━━━ Available records ━━━
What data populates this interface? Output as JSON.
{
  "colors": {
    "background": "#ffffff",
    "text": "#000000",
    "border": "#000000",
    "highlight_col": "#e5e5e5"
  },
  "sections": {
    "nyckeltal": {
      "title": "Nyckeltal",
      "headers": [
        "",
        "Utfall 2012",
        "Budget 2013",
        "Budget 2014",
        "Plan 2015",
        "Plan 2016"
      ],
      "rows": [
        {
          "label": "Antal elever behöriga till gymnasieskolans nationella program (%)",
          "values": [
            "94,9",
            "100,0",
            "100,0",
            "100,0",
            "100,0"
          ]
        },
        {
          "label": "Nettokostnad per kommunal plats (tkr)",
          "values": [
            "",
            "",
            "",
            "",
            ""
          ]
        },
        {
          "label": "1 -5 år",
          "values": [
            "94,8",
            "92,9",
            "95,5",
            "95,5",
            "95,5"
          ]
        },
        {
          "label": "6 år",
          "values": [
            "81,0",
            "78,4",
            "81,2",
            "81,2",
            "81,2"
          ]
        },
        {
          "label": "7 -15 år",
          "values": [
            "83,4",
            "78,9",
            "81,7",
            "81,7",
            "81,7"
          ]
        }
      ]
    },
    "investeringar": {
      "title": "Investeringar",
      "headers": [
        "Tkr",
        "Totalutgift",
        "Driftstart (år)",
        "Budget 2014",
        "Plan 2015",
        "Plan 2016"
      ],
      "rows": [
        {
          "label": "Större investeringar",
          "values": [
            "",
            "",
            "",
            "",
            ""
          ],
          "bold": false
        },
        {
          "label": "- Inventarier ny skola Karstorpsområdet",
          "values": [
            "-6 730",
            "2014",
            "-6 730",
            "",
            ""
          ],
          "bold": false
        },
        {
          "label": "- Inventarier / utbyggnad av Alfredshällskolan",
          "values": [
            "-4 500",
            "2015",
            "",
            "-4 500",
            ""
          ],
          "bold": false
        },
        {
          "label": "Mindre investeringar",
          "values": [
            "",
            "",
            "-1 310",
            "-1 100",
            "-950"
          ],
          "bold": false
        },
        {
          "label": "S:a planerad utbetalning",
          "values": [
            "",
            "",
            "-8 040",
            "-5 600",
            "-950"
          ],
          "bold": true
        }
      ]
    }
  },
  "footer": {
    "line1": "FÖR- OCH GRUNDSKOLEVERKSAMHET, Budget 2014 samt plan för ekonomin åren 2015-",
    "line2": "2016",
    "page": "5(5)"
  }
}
━━━
◆ **Exercise description**: Select every line where the word "label" occurs.

◆ **Answer to the task**:
          "label": "Antal elever behöriga till gymnasieskolans nationella program (%)",
          "label": "Nettokostnad per kommunal plats (tkr)",
          "label": "1 -5 år",
          "label": "6 år",
          "label": "7 -15 år",
          "label": "Större investeringar",
          "label": "- Inventarier ny skola Karstorpsområdet",
          "label": "- Inventarier / utbyggnad av Alfredshällskolan",
          "label": "Mindre investeringar",
          "label": "S:a planerad utbetalning",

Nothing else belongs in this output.